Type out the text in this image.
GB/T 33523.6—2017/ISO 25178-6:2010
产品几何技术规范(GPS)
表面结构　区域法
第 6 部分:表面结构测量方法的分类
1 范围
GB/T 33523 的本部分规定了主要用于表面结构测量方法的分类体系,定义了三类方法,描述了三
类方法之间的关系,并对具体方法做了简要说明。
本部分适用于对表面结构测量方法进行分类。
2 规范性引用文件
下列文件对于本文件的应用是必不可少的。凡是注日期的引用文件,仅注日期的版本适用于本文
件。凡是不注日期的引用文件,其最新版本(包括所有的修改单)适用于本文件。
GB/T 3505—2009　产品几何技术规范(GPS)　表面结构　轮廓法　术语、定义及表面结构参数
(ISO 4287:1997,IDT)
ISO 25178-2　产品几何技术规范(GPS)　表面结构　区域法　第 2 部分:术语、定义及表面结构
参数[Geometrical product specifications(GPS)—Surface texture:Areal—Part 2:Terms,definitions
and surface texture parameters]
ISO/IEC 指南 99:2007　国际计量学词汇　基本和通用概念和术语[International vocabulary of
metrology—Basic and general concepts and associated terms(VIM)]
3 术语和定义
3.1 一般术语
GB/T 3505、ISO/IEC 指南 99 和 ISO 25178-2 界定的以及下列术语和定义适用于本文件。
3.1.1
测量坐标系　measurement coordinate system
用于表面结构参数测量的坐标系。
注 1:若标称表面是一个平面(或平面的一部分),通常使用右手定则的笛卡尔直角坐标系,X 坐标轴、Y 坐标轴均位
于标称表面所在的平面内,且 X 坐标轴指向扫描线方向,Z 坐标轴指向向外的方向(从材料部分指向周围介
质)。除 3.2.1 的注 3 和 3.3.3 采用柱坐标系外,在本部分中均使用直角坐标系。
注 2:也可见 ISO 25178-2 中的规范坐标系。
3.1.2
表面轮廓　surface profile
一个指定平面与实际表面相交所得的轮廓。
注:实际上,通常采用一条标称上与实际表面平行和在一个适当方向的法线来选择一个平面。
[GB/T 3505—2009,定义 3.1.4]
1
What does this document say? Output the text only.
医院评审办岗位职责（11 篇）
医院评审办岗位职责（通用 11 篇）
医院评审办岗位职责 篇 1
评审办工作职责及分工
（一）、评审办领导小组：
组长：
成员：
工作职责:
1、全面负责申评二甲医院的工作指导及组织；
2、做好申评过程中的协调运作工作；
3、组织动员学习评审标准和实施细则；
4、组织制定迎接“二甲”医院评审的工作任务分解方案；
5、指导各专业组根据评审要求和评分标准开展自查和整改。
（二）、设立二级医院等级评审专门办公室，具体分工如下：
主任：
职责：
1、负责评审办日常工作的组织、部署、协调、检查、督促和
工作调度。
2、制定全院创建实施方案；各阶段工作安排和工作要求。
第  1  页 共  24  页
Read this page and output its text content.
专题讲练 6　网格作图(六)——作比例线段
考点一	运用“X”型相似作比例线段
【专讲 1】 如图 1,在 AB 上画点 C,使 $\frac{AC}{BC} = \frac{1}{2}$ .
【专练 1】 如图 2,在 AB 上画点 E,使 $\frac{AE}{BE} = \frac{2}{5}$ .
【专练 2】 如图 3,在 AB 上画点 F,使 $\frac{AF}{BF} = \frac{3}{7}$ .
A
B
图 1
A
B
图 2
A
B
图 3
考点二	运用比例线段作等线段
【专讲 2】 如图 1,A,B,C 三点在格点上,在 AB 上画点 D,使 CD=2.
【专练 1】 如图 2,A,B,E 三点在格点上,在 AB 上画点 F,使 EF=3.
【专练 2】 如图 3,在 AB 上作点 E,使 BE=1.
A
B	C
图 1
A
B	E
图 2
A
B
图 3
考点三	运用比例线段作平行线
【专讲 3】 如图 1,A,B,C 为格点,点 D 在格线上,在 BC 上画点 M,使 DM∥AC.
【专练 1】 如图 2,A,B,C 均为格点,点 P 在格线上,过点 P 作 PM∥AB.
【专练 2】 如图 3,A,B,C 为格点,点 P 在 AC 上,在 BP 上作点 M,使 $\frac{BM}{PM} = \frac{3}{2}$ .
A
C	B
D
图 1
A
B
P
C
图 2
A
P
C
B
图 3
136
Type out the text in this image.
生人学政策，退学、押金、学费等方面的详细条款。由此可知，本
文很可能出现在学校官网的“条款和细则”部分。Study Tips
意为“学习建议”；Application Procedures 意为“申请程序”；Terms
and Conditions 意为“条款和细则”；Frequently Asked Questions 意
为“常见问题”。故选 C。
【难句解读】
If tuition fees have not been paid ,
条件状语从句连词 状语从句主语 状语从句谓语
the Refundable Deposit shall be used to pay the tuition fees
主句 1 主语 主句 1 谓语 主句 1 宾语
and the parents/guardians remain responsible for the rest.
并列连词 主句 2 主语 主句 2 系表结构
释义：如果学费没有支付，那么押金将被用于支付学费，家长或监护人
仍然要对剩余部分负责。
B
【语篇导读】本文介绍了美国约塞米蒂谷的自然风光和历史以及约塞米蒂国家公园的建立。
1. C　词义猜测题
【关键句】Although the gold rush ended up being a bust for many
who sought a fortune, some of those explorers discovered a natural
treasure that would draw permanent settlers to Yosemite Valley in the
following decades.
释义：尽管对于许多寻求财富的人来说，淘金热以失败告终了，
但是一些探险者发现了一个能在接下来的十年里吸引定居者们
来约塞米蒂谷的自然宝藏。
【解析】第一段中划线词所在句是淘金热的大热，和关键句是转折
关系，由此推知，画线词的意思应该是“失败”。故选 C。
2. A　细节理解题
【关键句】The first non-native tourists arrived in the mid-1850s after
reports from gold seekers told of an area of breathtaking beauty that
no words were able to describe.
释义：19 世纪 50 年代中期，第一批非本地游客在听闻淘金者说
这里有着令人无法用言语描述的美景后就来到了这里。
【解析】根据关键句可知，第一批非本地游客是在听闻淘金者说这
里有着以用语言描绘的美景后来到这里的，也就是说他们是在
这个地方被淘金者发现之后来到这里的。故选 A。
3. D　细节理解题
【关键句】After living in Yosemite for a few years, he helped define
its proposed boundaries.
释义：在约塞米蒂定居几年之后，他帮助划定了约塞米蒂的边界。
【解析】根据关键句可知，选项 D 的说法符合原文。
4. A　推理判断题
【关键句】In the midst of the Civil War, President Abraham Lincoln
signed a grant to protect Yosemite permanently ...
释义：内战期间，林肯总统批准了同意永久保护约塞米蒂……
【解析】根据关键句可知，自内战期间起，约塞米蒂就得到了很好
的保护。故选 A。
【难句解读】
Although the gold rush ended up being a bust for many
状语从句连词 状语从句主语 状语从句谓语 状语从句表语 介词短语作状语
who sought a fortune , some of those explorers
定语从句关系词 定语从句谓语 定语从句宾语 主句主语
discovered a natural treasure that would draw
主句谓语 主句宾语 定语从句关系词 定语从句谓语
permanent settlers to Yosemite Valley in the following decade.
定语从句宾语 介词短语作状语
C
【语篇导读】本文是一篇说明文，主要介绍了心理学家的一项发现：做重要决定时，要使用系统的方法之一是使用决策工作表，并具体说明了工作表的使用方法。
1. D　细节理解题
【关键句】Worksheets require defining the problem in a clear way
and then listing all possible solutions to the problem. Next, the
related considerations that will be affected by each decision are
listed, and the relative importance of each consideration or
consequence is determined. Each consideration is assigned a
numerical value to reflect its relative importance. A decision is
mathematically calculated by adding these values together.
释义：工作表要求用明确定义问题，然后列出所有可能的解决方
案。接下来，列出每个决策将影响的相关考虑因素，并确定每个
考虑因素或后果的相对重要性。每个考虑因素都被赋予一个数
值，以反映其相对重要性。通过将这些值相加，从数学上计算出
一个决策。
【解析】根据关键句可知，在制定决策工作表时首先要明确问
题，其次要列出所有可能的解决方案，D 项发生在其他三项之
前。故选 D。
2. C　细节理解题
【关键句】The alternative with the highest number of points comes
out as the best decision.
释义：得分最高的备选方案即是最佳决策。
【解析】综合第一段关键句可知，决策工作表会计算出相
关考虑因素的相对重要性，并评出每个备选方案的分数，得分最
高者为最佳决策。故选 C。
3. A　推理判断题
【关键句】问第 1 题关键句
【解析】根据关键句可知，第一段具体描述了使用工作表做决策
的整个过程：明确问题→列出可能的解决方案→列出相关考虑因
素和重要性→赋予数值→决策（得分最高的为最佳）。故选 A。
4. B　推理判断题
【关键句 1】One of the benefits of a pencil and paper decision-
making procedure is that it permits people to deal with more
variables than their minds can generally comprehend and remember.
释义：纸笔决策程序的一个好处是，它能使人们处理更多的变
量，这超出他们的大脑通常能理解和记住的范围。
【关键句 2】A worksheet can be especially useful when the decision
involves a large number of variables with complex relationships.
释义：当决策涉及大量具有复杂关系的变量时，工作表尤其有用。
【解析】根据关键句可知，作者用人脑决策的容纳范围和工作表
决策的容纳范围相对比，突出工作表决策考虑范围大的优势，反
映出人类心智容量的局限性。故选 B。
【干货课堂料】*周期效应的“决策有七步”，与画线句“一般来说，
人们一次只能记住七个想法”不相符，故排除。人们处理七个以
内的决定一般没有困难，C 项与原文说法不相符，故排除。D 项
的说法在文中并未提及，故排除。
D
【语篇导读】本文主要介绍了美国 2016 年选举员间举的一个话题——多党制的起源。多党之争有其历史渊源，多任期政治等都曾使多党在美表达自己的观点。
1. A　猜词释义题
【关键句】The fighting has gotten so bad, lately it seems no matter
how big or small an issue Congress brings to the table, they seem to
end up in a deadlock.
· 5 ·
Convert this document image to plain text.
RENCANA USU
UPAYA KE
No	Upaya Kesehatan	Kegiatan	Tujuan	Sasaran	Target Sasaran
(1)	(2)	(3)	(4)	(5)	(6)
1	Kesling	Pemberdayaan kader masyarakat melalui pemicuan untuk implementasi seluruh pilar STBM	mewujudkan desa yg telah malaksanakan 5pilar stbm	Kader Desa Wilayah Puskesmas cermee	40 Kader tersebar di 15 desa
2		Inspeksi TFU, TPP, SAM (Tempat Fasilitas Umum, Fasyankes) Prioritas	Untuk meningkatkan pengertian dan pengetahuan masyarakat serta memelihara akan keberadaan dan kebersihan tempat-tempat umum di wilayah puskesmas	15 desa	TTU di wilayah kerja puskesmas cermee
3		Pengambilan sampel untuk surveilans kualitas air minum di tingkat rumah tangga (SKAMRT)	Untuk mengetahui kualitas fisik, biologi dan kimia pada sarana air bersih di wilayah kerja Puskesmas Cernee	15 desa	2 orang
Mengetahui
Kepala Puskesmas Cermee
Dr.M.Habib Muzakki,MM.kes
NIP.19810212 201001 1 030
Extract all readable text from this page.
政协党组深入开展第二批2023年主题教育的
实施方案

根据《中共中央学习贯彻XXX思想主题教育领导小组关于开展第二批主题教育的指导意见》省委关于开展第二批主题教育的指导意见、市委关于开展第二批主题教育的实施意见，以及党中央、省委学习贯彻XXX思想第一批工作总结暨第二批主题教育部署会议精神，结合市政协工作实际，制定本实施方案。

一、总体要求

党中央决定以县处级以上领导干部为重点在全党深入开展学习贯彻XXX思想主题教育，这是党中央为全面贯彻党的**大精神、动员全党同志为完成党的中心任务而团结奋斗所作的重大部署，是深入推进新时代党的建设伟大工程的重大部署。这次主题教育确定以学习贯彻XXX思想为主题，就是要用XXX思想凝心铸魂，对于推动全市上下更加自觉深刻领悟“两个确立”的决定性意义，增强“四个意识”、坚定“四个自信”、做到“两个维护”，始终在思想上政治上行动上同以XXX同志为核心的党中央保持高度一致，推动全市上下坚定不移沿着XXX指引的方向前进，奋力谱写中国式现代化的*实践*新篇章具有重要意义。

=-=-=-=-=

[Exercise objective] Determine how many lines of the listing above include the word "following", and report that number only.

[Answer for this exercise] 2